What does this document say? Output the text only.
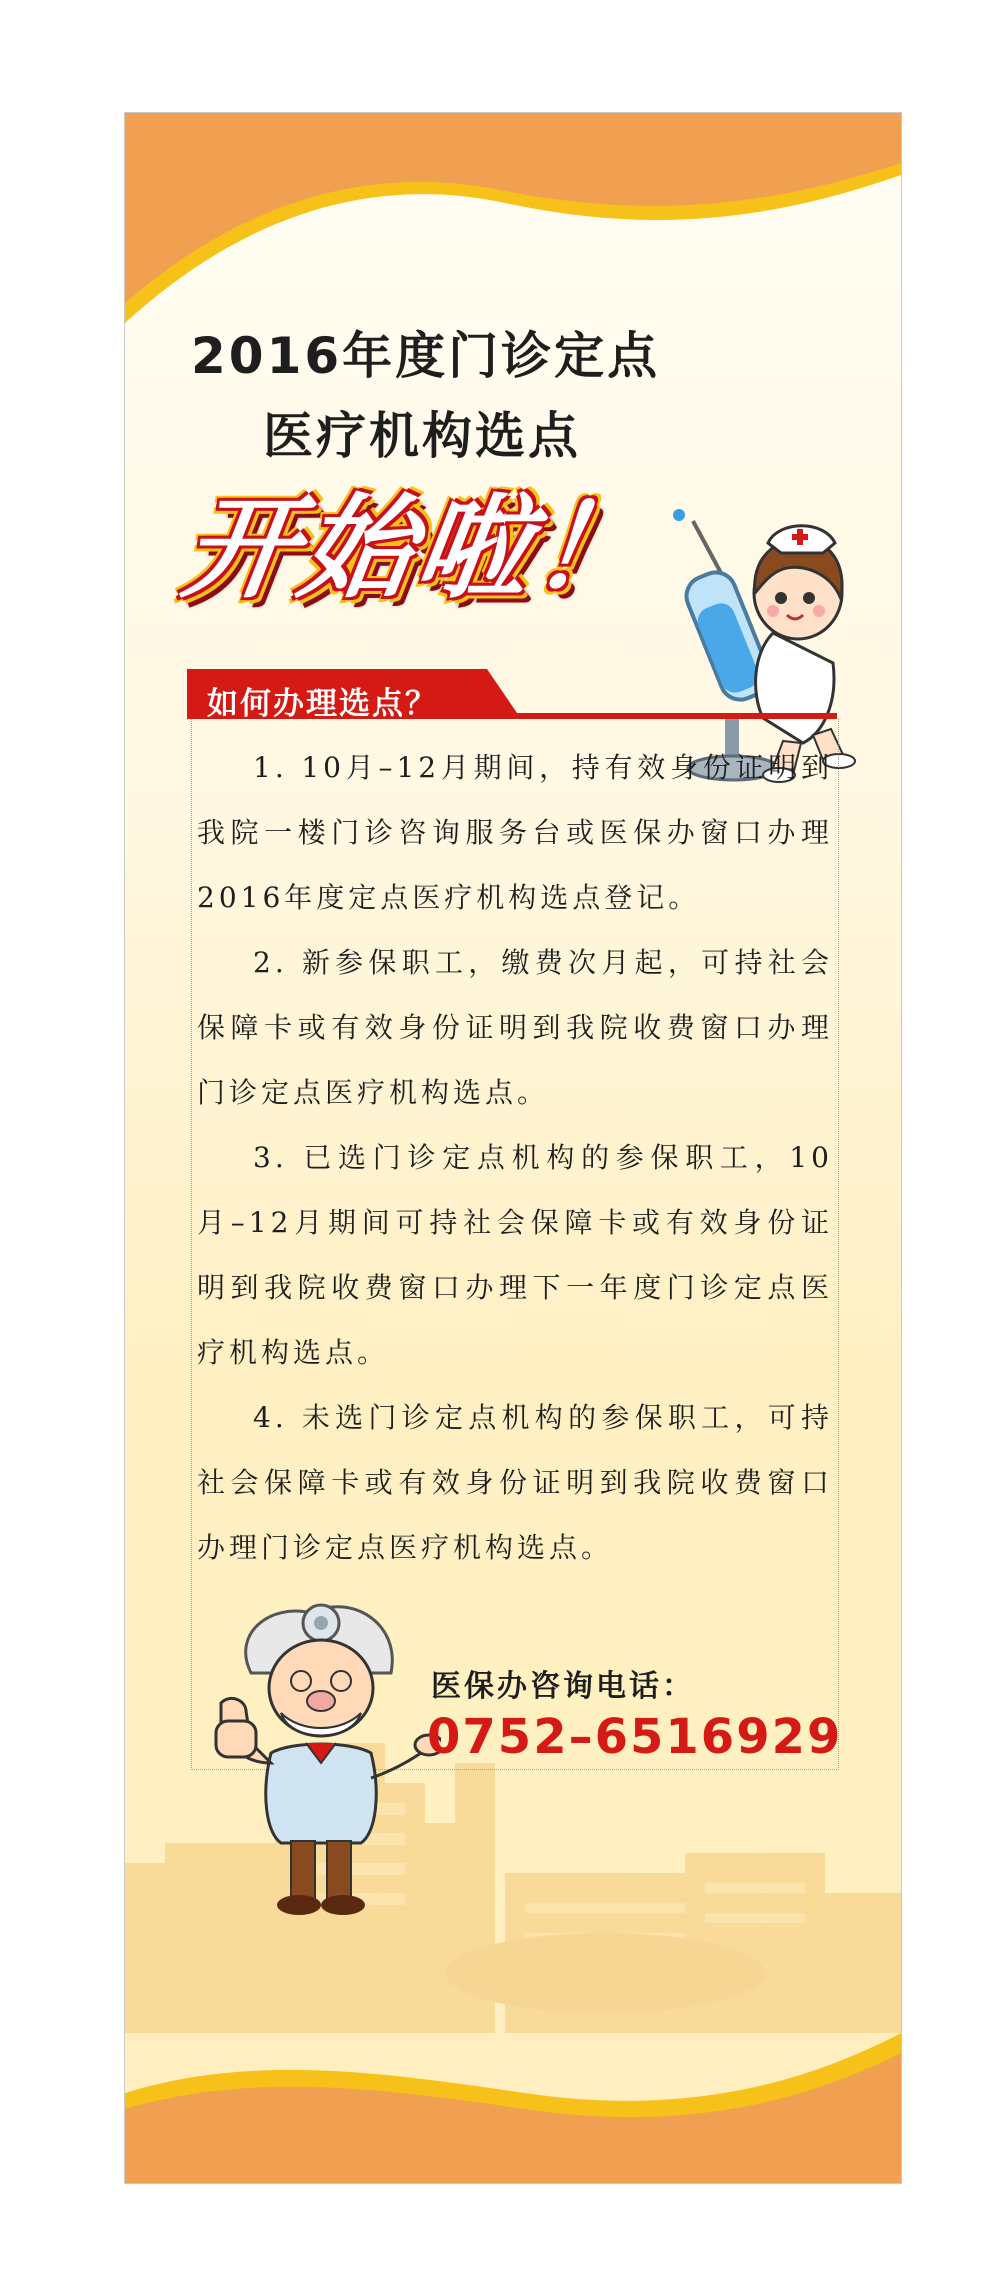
2016年度门诊定点
医疗机构选点
开始啦！
如何办理选点？
1. 10月–12月期间，持有效身份证明到我院一楼门诊咨询服务台或医保办窗口办理2016年度定点医疗机构选点登记。
2. 新参保职工，缴费次月起，可持社会保障卡或有效身份证明到我院收费窗口办理门诊定点医疗机构选点。
3. 已选门诊定点机构的参保职工，10月–12月期间可持社会保障卡或有效身份证明到我院收费窗口办理下一年度门诊定点医疗机构选点。
4. 未选门诊定点机构的参保职工，可持社会保障卡或有效身份证明到我院收费窗口办理门诊定点医疗机构选点。
医保办咨询电话：
0752–6516929
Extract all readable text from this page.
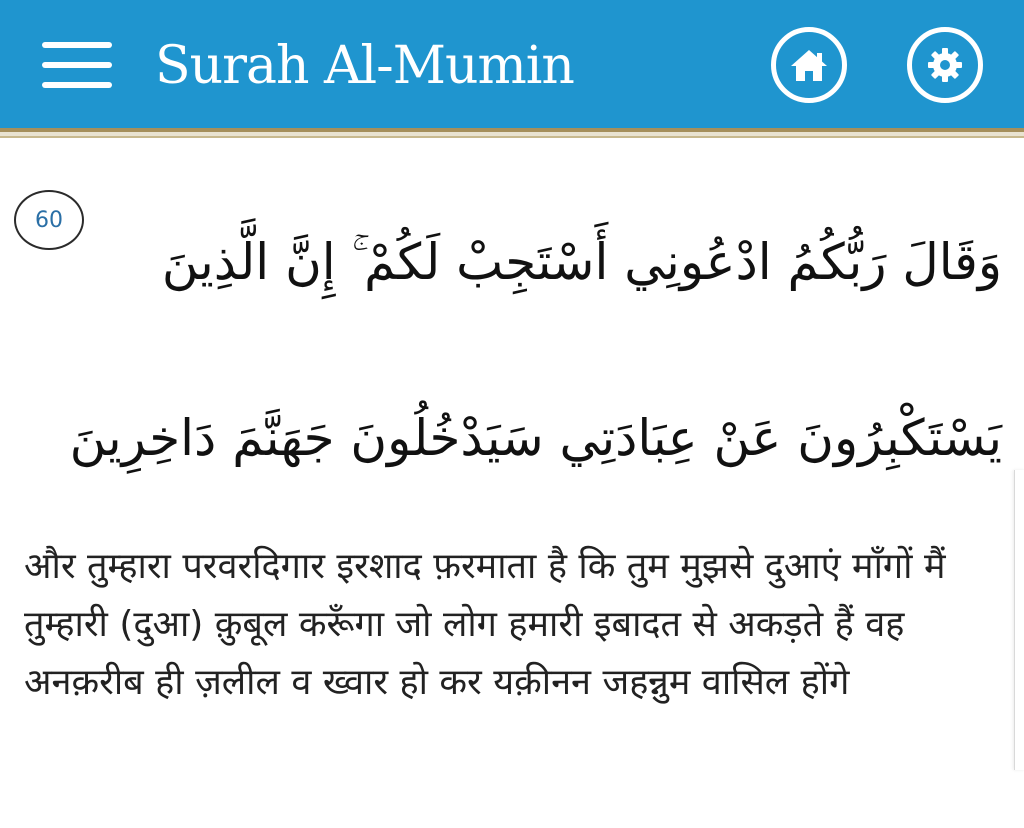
Surah Al-Mumin
60
وَقَالَ رَبُّكُمُ ادْعُونِي أَسْتَجِبْ لَكُمْ ۚ إِنَّ الَّذِينَ
يَسْتَكْبِرُونَ عَنْ عِبَادَتِي سَيَدْخُلُونَ جَهَنَّمَ دَاخِرِينَ
और तुम्हारा परवरदिगार इरशाद फ़रमाता है कि तुम मुझसे दुआएं माँगों मैं तुम्हारी (दुआ) क़ुबूल करूँगा जो लोग हमारी इबादत से अकड़ते हैं वह अनक़रीब ही ज़लील व ख्वार हो कर यक़ीनन जहन्नुम वासिल होंगे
——
— Task statement —
Extract every line containing the string "this" from the material.

— Response to the task —
What does this document say? Output the text only.
Extract all readable text from this page.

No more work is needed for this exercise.